Supplied information:
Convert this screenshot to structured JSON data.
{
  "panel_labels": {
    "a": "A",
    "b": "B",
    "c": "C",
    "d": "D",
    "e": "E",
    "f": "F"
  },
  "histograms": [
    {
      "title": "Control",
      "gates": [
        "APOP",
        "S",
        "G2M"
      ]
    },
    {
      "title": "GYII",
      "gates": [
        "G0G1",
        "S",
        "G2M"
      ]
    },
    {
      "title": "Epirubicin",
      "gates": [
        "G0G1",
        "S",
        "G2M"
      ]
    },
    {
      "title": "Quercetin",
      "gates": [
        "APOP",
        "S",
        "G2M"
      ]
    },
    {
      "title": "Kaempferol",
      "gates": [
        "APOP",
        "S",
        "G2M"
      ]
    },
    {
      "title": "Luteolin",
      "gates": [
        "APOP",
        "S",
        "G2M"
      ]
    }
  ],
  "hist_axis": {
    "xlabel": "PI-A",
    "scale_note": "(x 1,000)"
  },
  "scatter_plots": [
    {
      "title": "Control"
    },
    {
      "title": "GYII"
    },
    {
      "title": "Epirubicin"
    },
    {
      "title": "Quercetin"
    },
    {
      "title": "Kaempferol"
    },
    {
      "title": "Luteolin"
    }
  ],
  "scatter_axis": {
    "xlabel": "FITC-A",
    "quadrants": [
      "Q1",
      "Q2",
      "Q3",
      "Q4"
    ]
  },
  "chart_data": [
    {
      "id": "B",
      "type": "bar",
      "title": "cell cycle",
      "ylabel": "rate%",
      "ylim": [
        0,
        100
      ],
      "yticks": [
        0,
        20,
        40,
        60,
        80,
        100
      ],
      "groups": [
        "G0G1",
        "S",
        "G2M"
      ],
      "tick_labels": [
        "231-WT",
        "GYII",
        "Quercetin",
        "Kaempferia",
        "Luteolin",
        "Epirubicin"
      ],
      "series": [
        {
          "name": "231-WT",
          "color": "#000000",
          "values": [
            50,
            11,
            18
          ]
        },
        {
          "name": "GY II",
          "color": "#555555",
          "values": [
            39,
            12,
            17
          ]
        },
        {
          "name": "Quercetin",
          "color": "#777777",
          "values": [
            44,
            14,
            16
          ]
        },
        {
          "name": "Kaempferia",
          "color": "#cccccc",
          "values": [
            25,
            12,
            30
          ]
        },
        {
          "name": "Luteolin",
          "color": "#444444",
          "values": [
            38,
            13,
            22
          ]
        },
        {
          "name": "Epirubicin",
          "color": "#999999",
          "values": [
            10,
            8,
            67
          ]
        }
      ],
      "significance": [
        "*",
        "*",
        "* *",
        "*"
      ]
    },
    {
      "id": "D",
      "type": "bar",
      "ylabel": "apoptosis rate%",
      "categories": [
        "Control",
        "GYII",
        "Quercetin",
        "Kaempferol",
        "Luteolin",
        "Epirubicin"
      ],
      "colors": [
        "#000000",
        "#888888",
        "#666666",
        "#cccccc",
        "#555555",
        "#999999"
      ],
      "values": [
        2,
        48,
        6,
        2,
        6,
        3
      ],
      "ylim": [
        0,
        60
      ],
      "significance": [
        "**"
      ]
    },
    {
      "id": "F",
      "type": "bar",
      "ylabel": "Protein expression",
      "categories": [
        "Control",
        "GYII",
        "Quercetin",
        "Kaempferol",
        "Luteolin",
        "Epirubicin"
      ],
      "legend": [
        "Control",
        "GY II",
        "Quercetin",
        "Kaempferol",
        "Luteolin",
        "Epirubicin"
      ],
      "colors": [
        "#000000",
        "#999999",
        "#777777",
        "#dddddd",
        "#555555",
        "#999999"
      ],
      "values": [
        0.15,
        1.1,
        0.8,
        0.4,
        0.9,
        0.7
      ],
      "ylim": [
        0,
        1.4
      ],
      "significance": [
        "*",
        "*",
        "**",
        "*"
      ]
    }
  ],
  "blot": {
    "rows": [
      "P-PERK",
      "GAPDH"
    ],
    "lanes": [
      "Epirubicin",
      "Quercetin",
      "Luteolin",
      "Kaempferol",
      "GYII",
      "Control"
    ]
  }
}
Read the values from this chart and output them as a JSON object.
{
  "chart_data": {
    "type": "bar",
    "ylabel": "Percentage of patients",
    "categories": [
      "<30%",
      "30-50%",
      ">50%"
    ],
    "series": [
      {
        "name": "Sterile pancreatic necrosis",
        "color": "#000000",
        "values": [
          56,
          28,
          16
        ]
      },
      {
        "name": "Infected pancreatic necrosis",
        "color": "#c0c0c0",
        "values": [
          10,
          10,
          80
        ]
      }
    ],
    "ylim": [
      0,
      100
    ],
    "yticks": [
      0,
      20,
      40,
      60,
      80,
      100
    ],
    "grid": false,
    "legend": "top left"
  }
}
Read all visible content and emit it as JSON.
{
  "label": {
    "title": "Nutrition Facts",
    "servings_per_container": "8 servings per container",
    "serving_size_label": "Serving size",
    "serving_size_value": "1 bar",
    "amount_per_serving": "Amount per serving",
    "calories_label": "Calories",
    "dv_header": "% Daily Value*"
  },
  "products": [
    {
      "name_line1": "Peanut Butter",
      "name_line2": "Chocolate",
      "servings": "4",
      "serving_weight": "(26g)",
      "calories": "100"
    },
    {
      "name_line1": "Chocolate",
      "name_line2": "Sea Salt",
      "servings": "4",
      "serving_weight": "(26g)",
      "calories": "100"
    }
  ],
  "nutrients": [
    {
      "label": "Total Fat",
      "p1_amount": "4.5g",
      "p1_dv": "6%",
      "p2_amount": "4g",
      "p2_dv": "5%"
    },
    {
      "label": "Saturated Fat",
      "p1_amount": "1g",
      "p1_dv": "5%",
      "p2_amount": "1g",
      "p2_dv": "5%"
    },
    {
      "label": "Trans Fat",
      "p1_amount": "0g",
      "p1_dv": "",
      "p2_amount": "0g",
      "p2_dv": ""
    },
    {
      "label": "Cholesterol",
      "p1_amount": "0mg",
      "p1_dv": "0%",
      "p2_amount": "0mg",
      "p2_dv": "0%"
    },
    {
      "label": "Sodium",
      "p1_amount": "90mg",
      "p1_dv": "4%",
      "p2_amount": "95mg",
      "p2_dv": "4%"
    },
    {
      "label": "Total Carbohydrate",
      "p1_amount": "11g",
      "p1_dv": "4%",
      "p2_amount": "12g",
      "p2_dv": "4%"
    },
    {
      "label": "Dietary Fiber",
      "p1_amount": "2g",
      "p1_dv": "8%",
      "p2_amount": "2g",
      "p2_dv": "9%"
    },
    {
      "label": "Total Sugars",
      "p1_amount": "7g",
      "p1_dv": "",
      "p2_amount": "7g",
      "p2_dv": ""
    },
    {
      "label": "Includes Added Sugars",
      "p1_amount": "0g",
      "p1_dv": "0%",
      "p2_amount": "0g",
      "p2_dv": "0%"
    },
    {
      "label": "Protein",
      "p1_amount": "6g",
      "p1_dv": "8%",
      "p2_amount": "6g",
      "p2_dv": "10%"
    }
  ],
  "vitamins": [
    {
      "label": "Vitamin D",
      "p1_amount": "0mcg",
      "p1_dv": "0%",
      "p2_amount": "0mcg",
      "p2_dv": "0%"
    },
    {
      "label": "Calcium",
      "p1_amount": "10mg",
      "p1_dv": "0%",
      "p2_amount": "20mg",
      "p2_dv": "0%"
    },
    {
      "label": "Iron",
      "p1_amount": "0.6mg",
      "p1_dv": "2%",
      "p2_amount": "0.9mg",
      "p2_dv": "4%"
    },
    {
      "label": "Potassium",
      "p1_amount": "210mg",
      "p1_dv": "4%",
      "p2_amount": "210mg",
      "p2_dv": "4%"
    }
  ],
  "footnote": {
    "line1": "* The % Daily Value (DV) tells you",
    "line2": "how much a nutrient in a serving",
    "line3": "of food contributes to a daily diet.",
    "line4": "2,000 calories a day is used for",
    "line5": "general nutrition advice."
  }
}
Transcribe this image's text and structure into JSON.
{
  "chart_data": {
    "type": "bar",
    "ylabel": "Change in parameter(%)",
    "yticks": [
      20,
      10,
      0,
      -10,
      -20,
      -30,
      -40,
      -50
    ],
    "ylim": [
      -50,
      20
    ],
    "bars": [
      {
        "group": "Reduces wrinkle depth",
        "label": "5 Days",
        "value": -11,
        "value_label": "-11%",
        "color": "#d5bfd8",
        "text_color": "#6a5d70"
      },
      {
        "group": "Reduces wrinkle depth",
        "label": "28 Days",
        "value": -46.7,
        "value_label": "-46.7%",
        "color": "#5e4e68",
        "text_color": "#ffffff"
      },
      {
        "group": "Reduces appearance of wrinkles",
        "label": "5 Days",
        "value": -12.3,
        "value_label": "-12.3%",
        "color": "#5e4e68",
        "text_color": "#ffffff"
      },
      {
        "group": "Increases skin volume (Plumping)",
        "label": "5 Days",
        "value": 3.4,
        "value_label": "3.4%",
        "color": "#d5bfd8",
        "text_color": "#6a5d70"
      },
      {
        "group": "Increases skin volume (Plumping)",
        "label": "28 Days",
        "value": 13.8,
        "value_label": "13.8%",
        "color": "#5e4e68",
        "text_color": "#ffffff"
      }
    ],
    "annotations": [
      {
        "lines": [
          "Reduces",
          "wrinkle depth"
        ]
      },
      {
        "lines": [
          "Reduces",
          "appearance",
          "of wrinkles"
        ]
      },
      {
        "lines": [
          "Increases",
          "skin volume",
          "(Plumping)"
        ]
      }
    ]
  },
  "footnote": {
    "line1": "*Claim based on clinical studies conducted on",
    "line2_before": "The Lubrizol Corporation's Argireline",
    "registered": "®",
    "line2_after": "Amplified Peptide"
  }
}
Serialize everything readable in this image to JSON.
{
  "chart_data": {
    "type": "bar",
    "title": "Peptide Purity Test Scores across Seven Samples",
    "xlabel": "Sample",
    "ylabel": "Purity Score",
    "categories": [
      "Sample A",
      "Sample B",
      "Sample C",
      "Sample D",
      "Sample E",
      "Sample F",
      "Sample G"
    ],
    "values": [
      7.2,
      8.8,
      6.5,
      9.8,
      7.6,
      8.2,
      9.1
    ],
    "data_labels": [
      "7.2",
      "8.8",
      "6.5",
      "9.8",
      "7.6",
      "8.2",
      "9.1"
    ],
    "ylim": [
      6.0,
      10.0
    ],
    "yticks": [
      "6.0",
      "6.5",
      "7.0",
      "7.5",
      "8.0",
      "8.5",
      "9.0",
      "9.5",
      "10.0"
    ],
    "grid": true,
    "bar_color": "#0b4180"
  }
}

Aim of the task:
Your task is to reproduce exactly the lines that begin at the line containing "Serialize everything readable" and end at the final line of the data above.

The answer:
Serialize everything readable in this image to JSON.
{
  "chart_data": {
    "type": "bar",
    "title": "Peptide Purity Test Scores across Seven Samples",
    "xlabel": "Sample",
    "ylabel": "Purity Score",
    "categories": [
      "Sample A",
      "Sample B",
      "Sample C",
      "Sample D",
      "Sample E",
      "Sample F",
      "Sample G"
    ],
    "values": [
      7.2,
      8.8,
      6.5,
      9.8,
      7.6,
      8.2,
      9.1
    ],
    "data_labels": [
      "7.2",
      "8.8",
      "6.5",
      "9.8",
      "7.6",
      "8.2",
      "9.1"
    ],
    "ylim": [
      6.0,
      10.0
    ],
    "yticks": [
      "6.0",
      "6.5",
      "7.0",
      "7.5",
      "8.0",
      "8.5",
      "9.0",
      "9.5",
      "10.0"
    ],
    "grid": true,
    "bar_color": "#0b4180"
  }
}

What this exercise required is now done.